▶ Records from a collection of figures
★ ★ ★
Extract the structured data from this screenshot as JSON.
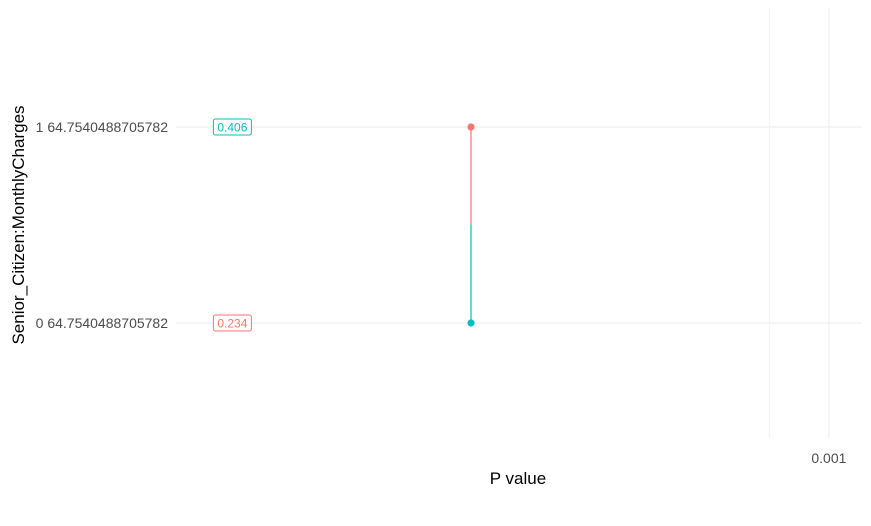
{
  "chart_data": {
    "type": "dumbbell",
    "title": "",
    "xlabel": "P value",
    "ylabel": "Senior_Citizen:MonthlyCharges",
    "x_scale": "log10",
    "x_ticks": [
      0.001
    ],
    "x_tick_labels": [
      "0.001"
    ],
    "categories": [
      "1 64.7540488705782",
      "0 64.7540488705782"
    ],
    "grid": true,
    "legend": "none",
    "segment": {
      "x": 1e-06,
      "from_category": "1 64.7540488705782",
      "to_category": "0 64.7540488705782",
      "colors": [
        "#F8766D",
        "#00BFC4"
      ]
    },
    "points": [
      {
        "category": "1 64.7540488705782",
        "x": 1e-06,
        "color": "#F8766D"
      },
      {
        "category": "0 64.7540488705782",
        "x": 1e-06,
        "color": "#00BFC4"
      }
    ],
    "labels": [
      {
        "category": "1 64.7540488705782",
        "x": 1e-08,
        "text": "0.406",
        "color": "#00BFC4"
      },
      {
        "category": "0 64.7540488705782",
        "x": 1e-08,
        "text": "0.234",
        "color": "#F8766D"
      }
    ]
  }
}
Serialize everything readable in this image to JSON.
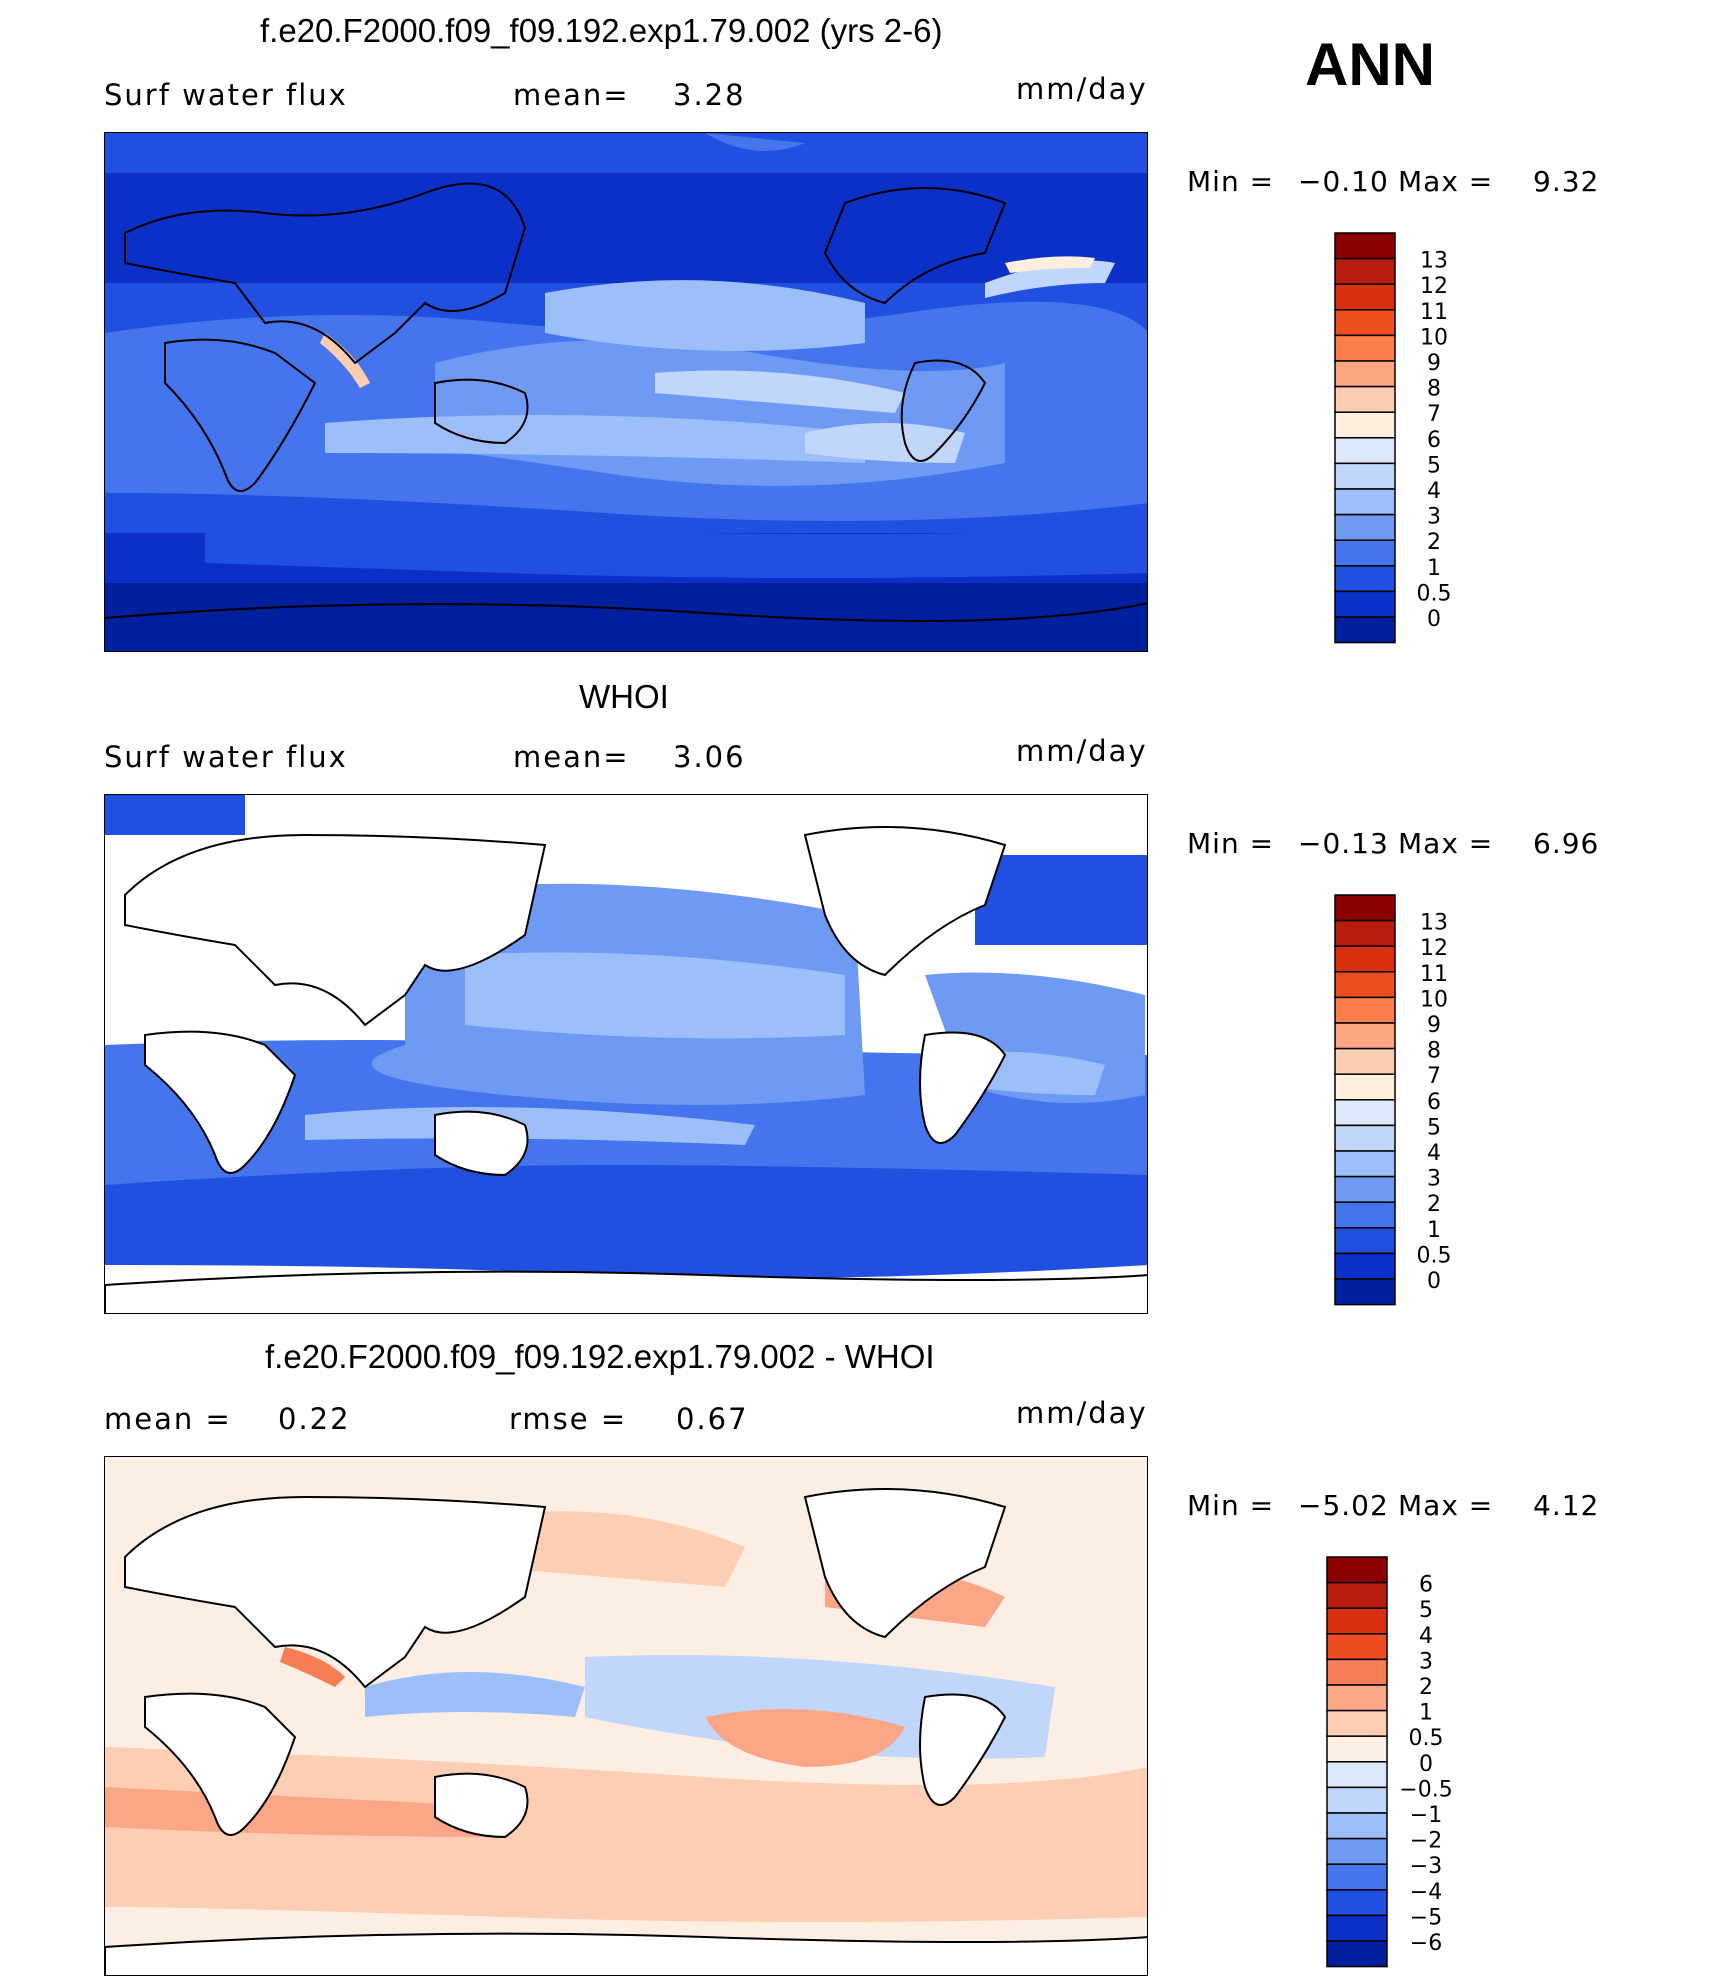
★ ★ ★
▶ Given exercise
Each line in the data that holds the string "this" should be found and copied.

▶ Complete answer
Extract the structured data from this screenshot as JSON.
Serialize everything readable in this image to JSON.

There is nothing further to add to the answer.